• RECORDS FOR THIS EXERCISE:

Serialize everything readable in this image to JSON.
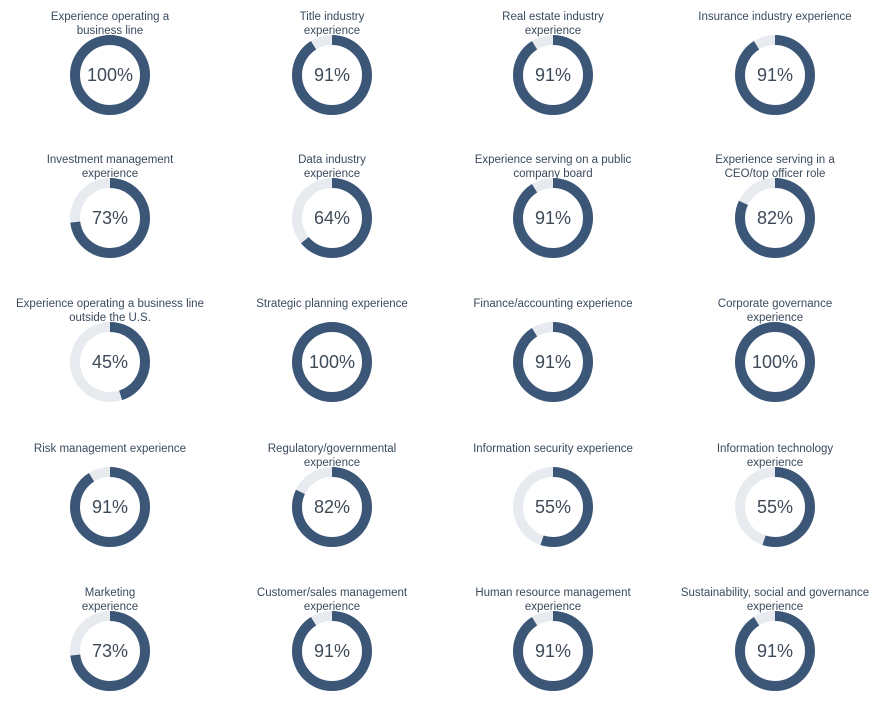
{
  "colors": {
    "value": "#3b5677",
    "track": "#e7ebef",
    "label": "#3e4a58",
    "title": "#3a4a5c"
  },
  "chart_data": {
    "type": "pie",
    "subtype": "donut-grid",
    "unit": "%",
    "items": [
      {
        "title": "Experience operating a\nbusiness line",
        "value": 100,
        "label": "100%"
      },
      {
        "title": "Title industry\nexperience",
        "value": 91,
        "label": "91%"
      },
      {
        "title": "Real estate industry\nexperience",
        "value": 91,
        "label": "91%"
      },
      {
        "title": "Insurance industry experience",
        "value": 91,
        "label": "91%"
      },
      {
        "title": "Investment management\nexperience",
        "value": 73,
        "label": "73%"
      },
      {
        "title": "Data industry\nexperience",
        "value": 64,
        "label": "64%"
      },
      {
        "title": "Experience serving on a public\ncompany board",
        "value": 91,
        "label": "91%"
      },
      {
        "title": "Experience serving in a\nCEO/top officer role",
        "value": 82,
        "label": "82%"
      },
      {
        "title": "Experience operating a business line\noutside the U.S.",
        "value": 45,
        "label": "45%"
      },
      {
        "title": "Strategic planning experience",
        "value": 100,
        "label": "100%"
      },
      {
        "title": "Finance/accounting experience",
        "value": 91,
        "label": "91%"
      },
      {
        "title": "Corporate governance\nexperience",
        "value": 100,
        "label": "100%"
      },
      {
        "title": "Risk management experience",
        "value": 91,
        "label": "91%"
      },
      {
        "title": "Regulatory/governmental\nexperience",
        "value": 82,
        "label": "82%"
      },
      {
        "title": "Information security experience",
        "value": 55,
        "label": "55%"
      },
      {
        "title": "Information technology\nexperience",
        "value": 55,
        "label": "55%"
      },
      {
        "title": "Marketing\nexperience",
        "value": 73,
        "label": "73%"
      },
      {
        "title": "Customer/sales management\nexperience",
        "value": 91,
        "label": "91%"
      },
      {
        "title": "Human resource management\nexperience",
        "value": 91,
        "label": "91%"
      },
      {
        "title": "Sustainability, social and governance\nexperience",
        "value": 91,
        "label": "91%"
      }
    ]
  }
}
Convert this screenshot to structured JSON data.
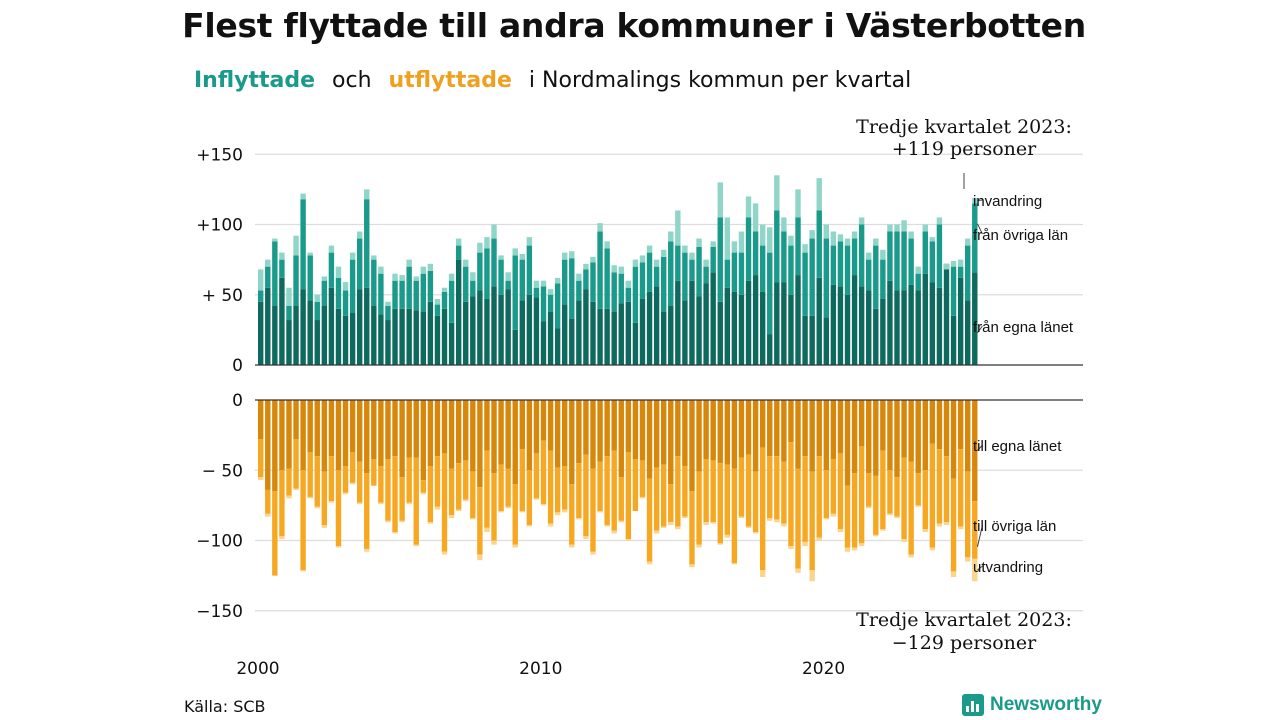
{
  "title": "Flest flyttade till andra kommuner i Västerbotten",
  "subtitle": {
    "inflow_word": "Inflyttade",
    "and_word": "och",
    "outflow_word": "utflyttade",
    "rest": "i Nordmalings kommun per kvartal"
  },
  "source": "Källa: SCB",
  "brand": {
    "name": "Newsworthy",
    "icon": "bar-chart-logo-icon"
  },
  "colors": {
    "in_own": "#0e6a5e",
    "in_other": "#1a9a8a",
    "in_immigration": "#8fd5c8",
    "out_own": "#d7880b",
    "out_other": "#f7a823",
    "out_emigration": "#fbd48d",
    "grid": "#dddddd",
    "axis": "#333333"
  },
  "chart_data": {
    "type": "bar",
    "stacked": true,
    "ylim": [
      -150,
      150
    ],
    "y_ticks": [
      {
        "value": 150,
        "label": "+150"
      },
      {
        "value": 100,
        "label": "+100"
      },
      {
        "value": 50,
        "label": "+ 50"
      },
      {
        "value": 0,
        "label": "0"
      },
      {
        "value": -50,
        "label": "− 50"
      },
      {
        "value": -100,
        "label": "−100"
      },
      {
        "value": -150,
        "label": "−150"
      }
    ],
    "x_start": "2000 Q1",
    "x_end": "2023 Q3",
    "x_ticks": [
      {
        "year": 2000,
        "label": "2000"
      },
      {
        "year": 2010,
        "label": "2010"
      },
      {
        "year": 2020,
        "label": "2020"
      }
    ],
    "grid": true,
    "in_labels": [
      "invandring",
      "från övriga län",
      "från egna länet"
    ],
    "out_labels": [
      "till egna länet",
      "till övriga län",
      "utvandring"
    ],
    "callout_top": [
      "Tredje kvartalet 2023:",
      "+119 personer"
    ],
    "callout_bottom": [
      "Tredje kvartalet 2023:",
      "−129 personer"
    ],
    "in_total": [
      68,
      75,
      90,
      80,
      55,
      92,
      122,
      80,
      50,
      63,
      85,
      70,
      59,
      80,
      95,
      125,
      78,
      70,
      45,
      65,
      64,
      75,
      63,
      70,
      72,
      47,
      55,
      65,
      90,
      75,
      66,
      87,
      91,
      100,
      78,
      66,
      83,
      79,
      91,
      60,
      60,
      54,
      62,
      80,
      81,
      65,
      72,
      77,
      101,
      88,
      71,
      70,
      60,
      75,
      78,
      85,
      75,
      82,
      95,
      110,
      85,
      80,
      90,
      75,
      88,
      130,
      105,
      88,
      95,
      120,
      115,
      100,
      98,
      135,
      105,
      92,
      125,
      86,
      96,
      133,
      100,
      95,
      93,
      90,
      95,
      105,
      80,
      90,
      82,
      100,
      100,
      103,
      95,
      70,
      100,
      91,
      105,
      72,
      74,
      75,
      90,
      119
    ],
    "in_other_cum": [
      53,
      70,
      88,
      75,
      42,
      78,
      118,
      78,
      45,
      60,
      80,
      62,
      53,
      75,
      90,
      118,
      75,
      65,
      42,
      60,
      60,
      70,
      60,
      65,
      67,
      43,
      52,
      60,
      85,
      70,
      60,
      80,
      83,
      90,
      75,
      60,
      78,
      75,
      85,
      55,
      56,
      50,
      58,
      75,
      76,
      60,
      68,
      73,
      95,
      83,
      66,
      65,
      55,
      70,
      73,
      80,
      70,
      77,
      88,
      85,
      80,
      75,
      84,
      70,
      84,
      105,
      75,
      80,
      80,
      105,
      95,
      85,
      80,
      110,
      95,
      85,
      105,
      80,
      90,
      110,
      90,
      85,
      88,
      85,
      90,
      100,
      75,
      85,
      75,
      95,
      95,
      95,
      90,
      65,
      95,
      88,
      100,
      68,
      70,
      70,
      85,
      115
    ],
    "in_own": [
      45,
      55,
      42,
      62,
      32,
      42,
      54,
      46,
      32,
      42,
      55,
      40,
      35,
      37,
      54,
      55,
      42,
      36,
      32,
      40,
      40,
      40,
      39,
      38,
      45,
      35,
      40,
      30,
      75,
      45,
      49,
      53,
      47,
      56,
      50,
      54,
      25,
      46,
      50,
      48,
      31,
      38,
      26,
      43,
      33,
      46,
      54,
      45,
      40,
      40,
      38,
      44,
      45,
      30,
      47,
      52,
      56,
      38,
      42,
      60,
      46,
      60,
      49,
      58,
      66,
      45,
      55,
      52,
      50,
      60,
      64,
      52,
      22,
      59,
      59,
      50,
      64,
      35,
      35,
      62,
      34,
      57,
      56,
      50,
      64,
      56,
      53,
      40,
      47,
      60,
      53,
      53,
      57,
      53,
      65,
      59,
      55,
      72,
      35,
      62,
      46,
      66
    ],
    "out_total": [
      57,
      83,
      125,
      99,
      70,
      64,
      122,
      70,
      77,
      91,
      73,
      105,
      67,
      60,
      74,
      108,
      61,
      74,
      87,
      95,
      87,
      74,
      104,
      67,
      88,
      78,
      110,
      84,
      79,
      72,
      85,
      114,
      94,
      103,
      80,
      77,
      105,
      80,
      90,
      71,
      75,
      90,
      82,
      80,
      105,
      85,
      99,
      110,
      80,
      90,
      95,
      87,
      100,
      79,
      70,
      117,
      95,
      91,
      89,
      92,
      84,
      119,
      105,
      89,
      88,
      103,
      98,
      117,
      84,
      91,
      95,
      126,
      86,
      87,
      90,
      106,
      123,
      104,
      129,
      100,
      85,
      83,
      94,
      108,
      107,
      104,
      77,
      97,
      93,
      82,
      84,
      101,
      112,
      76,
      94,
      107,
      90,
      89,
      126,
      92,
      115,
      129
    ],
    "out_other_cum": [
      55,
      81,
      125,
      97,
      68,
      63,
      121,
      69,
      76,
      89,
      72,
      104,
      66,
      59,
      73,
      106,
      61,
      73,
      86,
      94,
      86,
      73,
      103,
      66,
      87,
      76,
      108,
      82,
      78,
      71,
      84,
      110,
      91,
      100,
      79,
      76,
      103,
      79,
      89,
      70,
      74,
      88,
      80,
      78,
      103,
      84,
      97,
      108,
      79,
      89,
      93,
      86,
      99,
      79,
      69,
      115,
      93,
      90,
      87,
      90,
      83,
      117,
      103,
      87,
      87,
      102,
      96,
      116,
      83,
      90,
      94,
      121,
      84,
      85,
      88,
      104,
      120,
      101,
      121,
      98,
      84,
      81,
      92,
      105,
      105,
      102,
      76,
      96,
      92,
      81,
      83,
      99,
      110,
      75,
      92,
      105,
      88,
      87,
      122,
      90,
      112,
      113
    ],
    "out_own": [
      28,
      64,
      65,
      50,
      49,
      28,
      50,
      37,
      40,
      51,
      40,
      50,
      47,
      37,
      44,
      52,
      42,
      47,
      42,
      40,
      55,
      41,
      41,
      57,
      47,
      40,
      38,
      49,
      45,
      43,
      51,
      62,
      36,
      52,
      46,
      49,
      60,
      35,
      50,
      38,
      29,
      36,
      48,
      47,
      60,
      45,
      39,
      49,
      44,
      40,
      36,
      55,
      37,
      42,
      43,
      56,
      48,
      46,
      60,
      40,
      47,
      65,
      51,
      42,
      43,
      45,
      46,
      49,
      41,
      39,
      51,
      34,
      40,
      40,
      44,
      30,
      49,
      40,
      51,
      40,
      50,
      42,
      38,
      61,
      52,
      33,
      52,
      54,
      36,
      50,
      55,
      41,
      44,
      52,
      50,
      31,
      35,
      40,
      56,
      35,
      51,
      72
    ]
  }
}
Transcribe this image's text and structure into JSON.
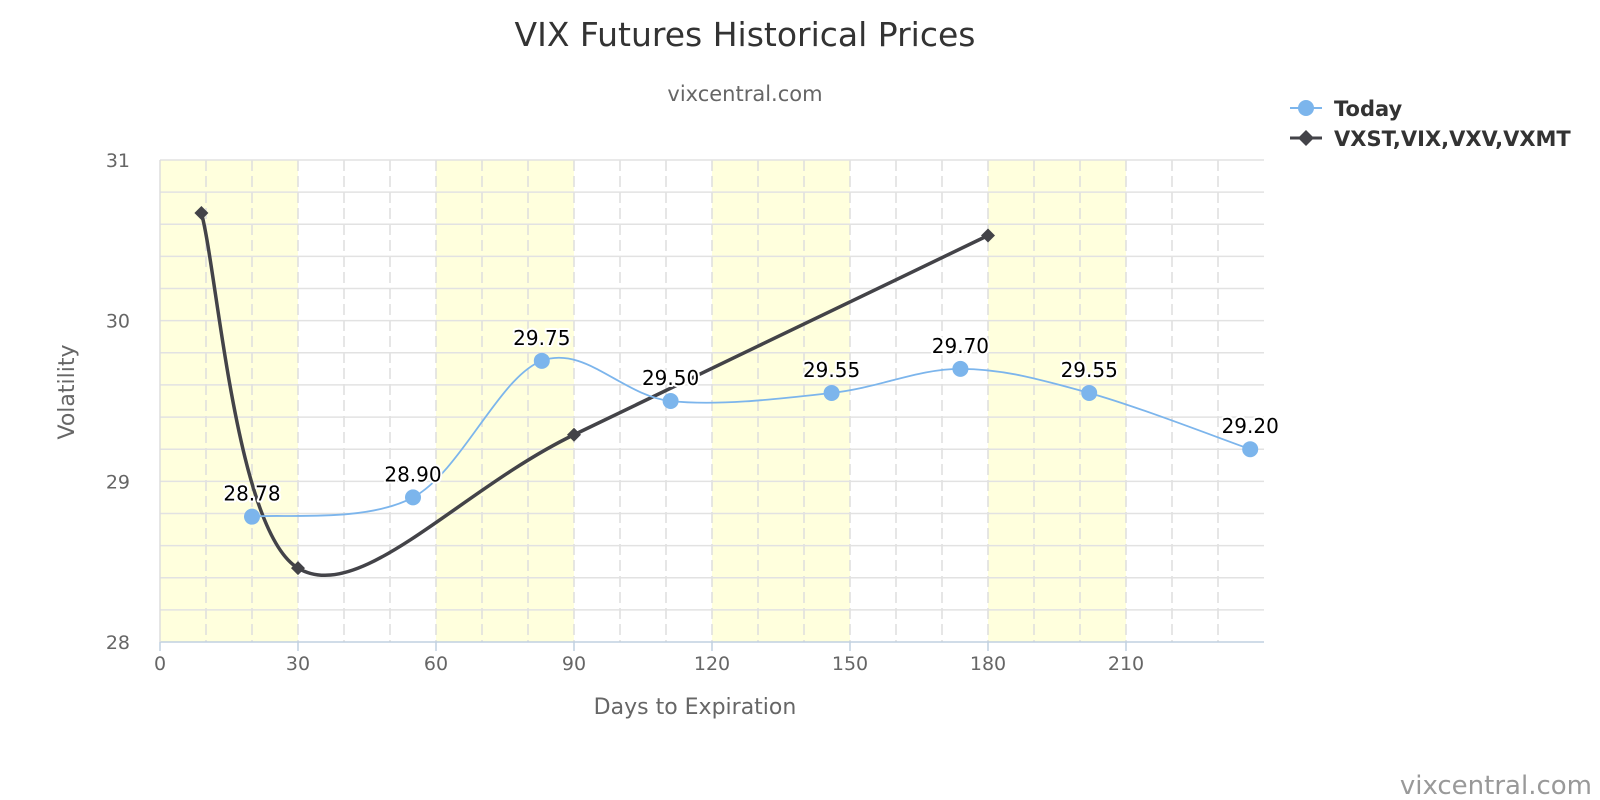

• EXERCISE:
Count how many lines include the string "serving". Nothing but the number is needed.

• OUTPUT OF THE TASK:
2